> **Problem description**: Report how many lines in the material hold the word "Market". No other content is required.

★ ★ ★ ★ ★

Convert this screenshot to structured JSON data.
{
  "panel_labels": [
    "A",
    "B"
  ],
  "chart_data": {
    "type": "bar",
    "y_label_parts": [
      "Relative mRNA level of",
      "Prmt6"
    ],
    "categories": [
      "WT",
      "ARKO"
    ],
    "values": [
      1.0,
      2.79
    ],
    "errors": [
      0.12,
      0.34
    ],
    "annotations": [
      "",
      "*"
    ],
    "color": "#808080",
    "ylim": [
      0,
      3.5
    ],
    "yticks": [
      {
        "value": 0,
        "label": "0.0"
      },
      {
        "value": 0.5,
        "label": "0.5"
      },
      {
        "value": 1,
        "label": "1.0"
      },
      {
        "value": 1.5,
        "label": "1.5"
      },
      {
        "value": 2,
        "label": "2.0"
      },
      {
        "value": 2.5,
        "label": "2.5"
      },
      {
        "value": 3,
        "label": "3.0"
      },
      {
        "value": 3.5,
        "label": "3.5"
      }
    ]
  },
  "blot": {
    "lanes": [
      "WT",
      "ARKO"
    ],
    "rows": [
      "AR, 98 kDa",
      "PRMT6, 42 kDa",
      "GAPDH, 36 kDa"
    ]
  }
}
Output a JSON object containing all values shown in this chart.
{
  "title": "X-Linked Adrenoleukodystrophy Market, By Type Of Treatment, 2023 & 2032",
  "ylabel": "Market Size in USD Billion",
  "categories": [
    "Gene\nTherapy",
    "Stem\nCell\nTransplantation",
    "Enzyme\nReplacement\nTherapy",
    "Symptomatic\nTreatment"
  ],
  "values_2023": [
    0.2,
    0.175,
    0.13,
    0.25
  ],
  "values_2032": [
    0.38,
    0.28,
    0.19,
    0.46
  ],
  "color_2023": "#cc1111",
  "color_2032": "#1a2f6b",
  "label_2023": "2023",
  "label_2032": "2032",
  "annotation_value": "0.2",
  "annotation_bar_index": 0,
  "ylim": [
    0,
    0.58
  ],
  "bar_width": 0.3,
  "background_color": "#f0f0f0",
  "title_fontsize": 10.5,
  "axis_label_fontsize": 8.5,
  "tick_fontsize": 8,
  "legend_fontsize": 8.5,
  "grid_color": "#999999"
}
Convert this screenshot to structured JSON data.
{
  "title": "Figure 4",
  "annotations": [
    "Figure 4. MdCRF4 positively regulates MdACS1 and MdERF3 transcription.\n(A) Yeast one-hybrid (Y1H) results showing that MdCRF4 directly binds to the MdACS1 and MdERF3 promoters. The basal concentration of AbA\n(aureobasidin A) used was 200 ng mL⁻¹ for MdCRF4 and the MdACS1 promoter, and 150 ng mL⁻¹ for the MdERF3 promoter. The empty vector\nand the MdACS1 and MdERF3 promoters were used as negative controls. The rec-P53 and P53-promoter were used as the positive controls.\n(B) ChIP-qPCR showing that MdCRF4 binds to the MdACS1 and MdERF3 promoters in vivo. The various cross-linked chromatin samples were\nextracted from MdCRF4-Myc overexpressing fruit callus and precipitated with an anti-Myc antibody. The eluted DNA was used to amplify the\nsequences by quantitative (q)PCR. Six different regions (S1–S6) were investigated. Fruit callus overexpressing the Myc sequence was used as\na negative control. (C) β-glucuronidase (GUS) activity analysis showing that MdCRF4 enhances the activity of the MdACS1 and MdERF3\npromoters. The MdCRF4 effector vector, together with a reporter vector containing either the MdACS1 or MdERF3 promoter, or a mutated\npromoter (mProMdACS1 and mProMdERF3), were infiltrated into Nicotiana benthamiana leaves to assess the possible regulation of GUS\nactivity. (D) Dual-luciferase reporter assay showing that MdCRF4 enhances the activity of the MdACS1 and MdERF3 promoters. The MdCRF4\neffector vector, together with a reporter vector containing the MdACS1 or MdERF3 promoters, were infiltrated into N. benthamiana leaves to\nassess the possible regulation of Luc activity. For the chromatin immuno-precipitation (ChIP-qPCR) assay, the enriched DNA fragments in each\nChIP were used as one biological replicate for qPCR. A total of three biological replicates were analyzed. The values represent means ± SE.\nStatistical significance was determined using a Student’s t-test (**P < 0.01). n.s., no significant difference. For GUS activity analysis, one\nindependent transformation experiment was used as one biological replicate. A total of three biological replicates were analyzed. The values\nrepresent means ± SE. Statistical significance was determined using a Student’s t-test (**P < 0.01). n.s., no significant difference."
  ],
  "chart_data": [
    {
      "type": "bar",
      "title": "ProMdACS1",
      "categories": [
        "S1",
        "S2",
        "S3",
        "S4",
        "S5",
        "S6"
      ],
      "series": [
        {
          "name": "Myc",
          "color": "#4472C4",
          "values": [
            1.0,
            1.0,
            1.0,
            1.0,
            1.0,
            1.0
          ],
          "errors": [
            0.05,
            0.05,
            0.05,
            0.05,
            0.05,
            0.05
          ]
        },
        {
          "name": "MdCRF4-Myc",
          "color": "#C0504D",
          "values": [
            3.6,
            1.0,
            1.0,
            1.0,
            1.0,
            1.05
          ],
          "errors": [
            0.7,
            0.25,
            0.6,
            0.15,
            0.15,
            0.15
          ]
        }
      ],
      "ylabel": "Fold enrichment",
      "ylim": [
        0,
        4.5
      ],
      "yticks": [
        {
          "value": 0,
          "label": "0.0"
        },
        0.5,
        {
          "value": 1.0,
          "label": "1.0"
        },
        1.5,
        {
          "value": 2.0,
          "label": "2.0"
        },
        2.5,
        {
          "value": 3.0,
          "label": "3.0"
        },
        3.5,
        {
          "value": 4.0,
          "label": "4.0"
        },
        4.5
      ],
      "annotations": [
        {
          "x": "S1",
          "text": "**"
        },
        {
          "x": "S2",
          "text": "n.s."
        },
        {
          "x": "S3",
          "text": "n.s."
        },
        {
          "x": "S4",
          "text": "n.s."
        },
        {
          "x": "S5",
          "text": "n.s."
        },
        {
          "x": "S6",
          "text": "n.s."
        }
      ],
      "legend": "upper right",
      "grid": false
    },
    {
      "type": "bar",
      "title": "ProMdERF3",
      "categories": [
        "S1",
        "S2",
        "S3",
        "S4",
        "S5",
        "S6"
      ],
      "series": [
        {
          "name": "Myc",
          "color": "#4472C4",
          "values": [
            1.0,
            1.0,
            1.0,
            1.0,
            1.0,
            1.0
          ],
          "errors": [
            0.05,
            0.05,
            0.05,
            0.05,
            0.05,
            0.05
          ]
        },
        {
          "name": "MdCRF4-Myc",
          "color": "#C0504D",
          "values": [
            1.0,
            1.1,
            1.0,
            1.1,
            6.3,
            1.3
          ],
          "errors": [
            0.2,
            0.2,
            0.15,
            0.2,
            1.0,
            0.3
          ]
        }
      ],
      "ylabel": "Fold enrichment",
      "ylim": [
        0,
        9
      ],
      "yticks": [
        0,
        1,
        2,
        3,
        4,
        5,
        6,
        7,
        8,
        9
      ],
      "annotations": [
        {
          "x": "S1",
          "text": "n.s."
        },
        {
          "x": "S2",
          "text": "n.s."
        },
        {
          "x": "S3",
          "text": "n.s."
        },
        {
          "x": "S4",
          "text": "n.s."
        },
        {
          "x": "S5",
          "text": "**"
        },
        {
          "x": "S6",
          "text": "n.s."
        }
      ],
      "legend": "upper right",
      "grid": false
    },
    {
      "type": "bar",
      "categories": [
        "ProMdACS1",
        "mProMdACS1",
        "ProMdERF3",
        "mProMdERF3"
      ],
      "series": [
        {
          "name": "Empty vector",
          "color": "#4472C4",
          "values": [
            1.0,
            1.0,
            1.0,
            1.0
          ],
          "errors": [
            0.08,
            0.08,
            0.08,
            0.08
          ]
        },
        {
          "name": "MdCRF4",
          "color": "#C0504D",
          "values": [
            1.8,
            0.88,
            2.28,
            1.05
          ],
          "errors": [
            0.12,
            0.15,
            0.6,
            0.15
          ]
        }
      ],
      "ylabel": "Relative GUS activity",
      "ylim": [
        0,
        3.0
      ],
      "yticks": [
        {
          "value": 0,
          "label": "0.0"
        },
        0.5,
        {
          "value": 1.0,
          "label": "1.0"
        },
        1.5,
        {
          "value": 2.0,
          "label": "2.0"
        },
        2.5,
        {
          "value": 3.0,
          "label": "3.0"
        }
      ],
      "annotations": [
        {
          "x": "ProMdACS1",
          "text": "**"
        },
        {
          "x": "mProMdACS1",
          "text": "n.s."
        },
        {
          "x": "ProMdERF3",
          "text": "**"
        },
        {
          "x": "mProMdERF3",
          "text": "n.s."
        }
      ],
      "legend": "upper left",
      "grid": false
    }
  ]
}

★ ★ ★ ★ ★

> **Result of this task**: 2